Exercise: Please output every line of the data below without any changes, in the same order.

********

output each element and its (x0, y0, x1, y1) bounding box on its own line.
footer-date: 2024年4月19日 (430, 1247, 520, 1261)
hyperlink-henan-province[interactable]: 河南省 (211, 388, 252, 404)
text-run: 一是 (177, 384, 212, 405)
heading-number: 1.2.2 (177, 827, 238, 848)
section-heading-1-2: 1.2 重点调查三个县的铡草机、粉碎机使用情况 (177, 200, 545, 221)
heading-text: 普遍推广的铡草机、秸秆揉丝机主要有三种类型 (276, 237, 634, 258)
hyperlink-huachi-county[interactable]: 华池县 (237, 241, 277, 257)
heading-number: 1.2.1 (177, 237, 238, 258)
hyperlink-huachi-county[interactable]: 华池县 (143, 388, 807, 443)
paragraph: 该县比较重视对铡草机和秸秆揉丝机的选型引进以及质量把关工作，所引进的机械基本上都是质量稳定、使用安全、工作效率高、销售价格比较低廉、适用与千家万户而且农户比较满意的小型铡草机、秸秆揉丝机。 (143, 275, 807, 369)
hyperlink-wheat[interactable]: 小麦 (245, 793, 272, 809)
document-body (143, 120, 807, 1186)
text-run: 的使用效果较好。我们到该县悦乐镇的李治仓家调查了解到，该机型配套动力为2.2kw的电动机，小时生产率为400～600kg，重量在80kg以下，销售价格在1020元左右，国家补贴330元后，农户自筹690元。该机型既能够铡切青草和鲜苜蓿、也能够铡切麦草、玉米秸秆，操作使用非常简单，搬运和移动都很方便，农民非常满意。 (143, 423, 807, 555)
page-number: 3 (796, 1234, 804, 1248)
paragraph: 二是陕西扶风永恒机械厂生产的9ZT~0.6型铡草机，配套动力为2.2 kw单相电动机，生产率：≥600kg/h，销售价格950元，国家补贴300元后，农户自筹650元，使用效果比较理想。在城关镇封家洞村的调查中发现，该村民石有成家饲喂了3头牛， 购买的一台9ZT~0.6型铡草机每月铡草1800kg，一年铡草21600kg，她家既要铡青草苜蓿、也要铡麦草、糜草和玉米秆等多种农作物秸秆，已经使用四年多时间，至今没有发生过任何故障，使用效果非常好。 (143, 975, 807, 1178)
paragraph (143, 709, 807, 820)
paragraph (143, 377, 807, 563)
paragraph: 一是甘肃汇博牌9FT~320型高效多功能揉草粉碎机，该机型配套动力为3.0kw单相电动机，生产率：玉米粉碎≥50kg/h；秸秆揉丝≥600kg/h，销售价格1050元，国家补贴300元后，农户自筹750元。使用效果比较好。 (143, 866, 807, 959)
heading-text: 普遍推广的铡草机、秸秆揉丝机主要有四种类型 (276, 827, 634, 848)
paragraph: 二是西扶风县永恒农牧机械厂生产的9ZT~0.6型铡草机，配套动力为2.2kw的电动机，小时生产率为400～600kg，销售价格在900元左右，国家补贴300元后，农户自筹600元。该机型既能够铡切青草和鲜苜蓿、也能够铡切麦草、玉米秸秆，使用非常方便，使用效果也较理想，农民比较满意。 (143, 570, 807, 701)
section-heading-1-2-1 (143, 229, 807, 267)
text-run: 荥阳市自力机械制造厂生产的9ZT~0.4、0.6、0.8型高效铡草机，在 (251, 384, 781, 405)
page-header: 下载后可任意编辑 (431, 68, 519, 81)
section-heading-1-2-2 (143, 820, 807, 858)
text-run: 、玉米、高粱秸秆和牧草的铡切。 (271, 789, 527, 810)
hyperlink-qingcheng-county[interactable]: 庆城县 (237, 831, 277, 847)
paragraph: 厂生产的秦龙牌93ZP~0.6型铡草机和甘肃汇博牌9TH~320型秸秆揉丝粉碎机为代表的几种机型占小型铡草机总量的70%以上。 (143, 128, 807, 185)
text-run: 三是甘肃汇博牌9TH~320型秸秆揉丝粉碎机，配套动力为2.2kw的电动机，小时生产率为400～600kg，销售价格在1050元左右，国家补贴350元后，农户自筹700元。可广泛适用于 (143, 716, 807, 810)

********

Response to this task:
output each element and its (x0, y0, x1, y1) bounding box on its own line.
footer-date: 2024年4月19日 (430, 1247, 520, 1261)
hyperlink-henan-province[interactable]: 河南省 (211, 388, 252, 404)
text-run: 一是 (177, 384, 212, 405)
heading-number: 1.2.2 (177, 827, 238, 848)
section-heading-1-2: 1.2 重点调查三个县的铡草机、粉碎机使用情况 (177, 200, 545, 221)
heading-text: 普遍推广的铡草机、秸秆揉丝机主要有三种类型 (276, 237, 634, 258)
hyperlink-huachi-county[interactable]: 华池县 (237, 241, 277, 257)
heading-number: 1.2.1 (177, 237, 238, 258)
hyperlink-huachi-county[interactable]: 华池县 (143, 388, 807, 443)
paragraph: 该县比较重视对铡草机和秸秆揉丝机的选型引进以及质量把关工作，所引进的机械基本上都是质量稳定、使用安全、工作效率高、销售价格比较低廉、适用与千家万户而且农户比较满意的小型铡草机、秸秆揉丝机。 (143, 275, 807, 369)
hyperlink-wheat[interactable]: 小麦 (245, 793, 272, 809)
document-body (143, 120, 807, 1186)
text-run: 的使用效果较好。我们到该县悦乐镇的李治仓家调查了解到，该机型配套动力为2.2kw的电动机，小时生产率为400～600kg，重量在80kg以下，销售价格在1020元左右，国家补贴330元后，农户自筹690元。该机型既能够铡切青草和鲜苜蓿、也能够铡切麦草、玉米秸秆，操作使用非常简单，搬运和移动都很方便，农民非常满意。 (143, 423, 807, 555)
page-number: 3 (796, 1234, 804, 1248)
paragraph: 二是陕西扶风永恒机械厂生产的9ZT~0.6型铡草机，配套动力为2.2 kw单相电动机，生产率：≥600kg/h，销售价格950元，国家补贴300元后，农户自筹650元，使用效果比较理想。在城关镇封家洞村的调查中发现，该村民石有成家饲喂了3头牛， 购买的一台9ZT~0.6型铡草机每月铡草1800kg，一年铡草21600kg，她家既要铡青草苜蓿、也要铡麦草、糜草和玉米秆等多种农作物秸秆，已经使用四年多时间，至今没有发生过任何故障，使用效果非常好。 (143, 975, 807, 1178)
paragraph (143, 709, 807, 820)
paragraph (143, 377, 807, 563)
paragraph: 一是甘肃汇博牌9FT~320型高效多功能揉草粉碎机，该机型配套动力为3.0kw单相电动机，生产率：玉米粉碎≥50kg/h；秸秆揉丝≥600kg/h，销售价格1050元，国家补贴300元后，农户自筹750元。使用效果比较好。 (143, 866, 807, 959)
heading-text: 普遍推广的铡草机、秸秆揉丝机主要有四种类型 (276, 827, 634, 848)
paragraph: 二是西扶风县永恒农牧机械厂生产的9ZT~0.6型铡草机，配套动力为2.2kw的电动机，小时生产率为400～600kg，销售价格在900元左右，国家补贴300元后，农户自筹600元。该机型既能够铡切青草和鲜苜蓿、也能够铡切麦草、玉米秸秆，使用非常方便，使用效果也较理想，农民比较满意。 (143, 570, 807, 701)
section-heading-1-2-1 (143, 229, 807, 267)
text-run: 荥阳市自力机械制造厂生产的9ZT~0.4、0.6、0.8型高效铡草机，在 (251, 384, 781, 405)
page-header: 下载后可任意编辑 (431, 68, 519, 81)
section-heading-1-2-2 (143, 820, 807, 858)
text-run: 、玉米、高粱秸秆和牧草的铡切。 (271, 789, 527, 810)
hyperlink-qingcheng-county[interactable]: 庆城县 (237, 831, 277, 847)
paragraph: 厂生产的秦龙牌93ZP~0.6型铡草机和甘肃汇博牌9TH~320型秸秆揉丝粉碎机为代表的几种机型占小型铡草机总量的70%以上。 (143, 128, 807, 185)
text-run: 三是甘肃汇博牌9TH~320型秸秆揉丝粉碎机，配套动力为2.2kw的电动机，小时生产率为400～600kg，销售价格在1050元左右，国家补贴350元后，农户自筹700元。可广泛适用于 (143, 716, 807, 810)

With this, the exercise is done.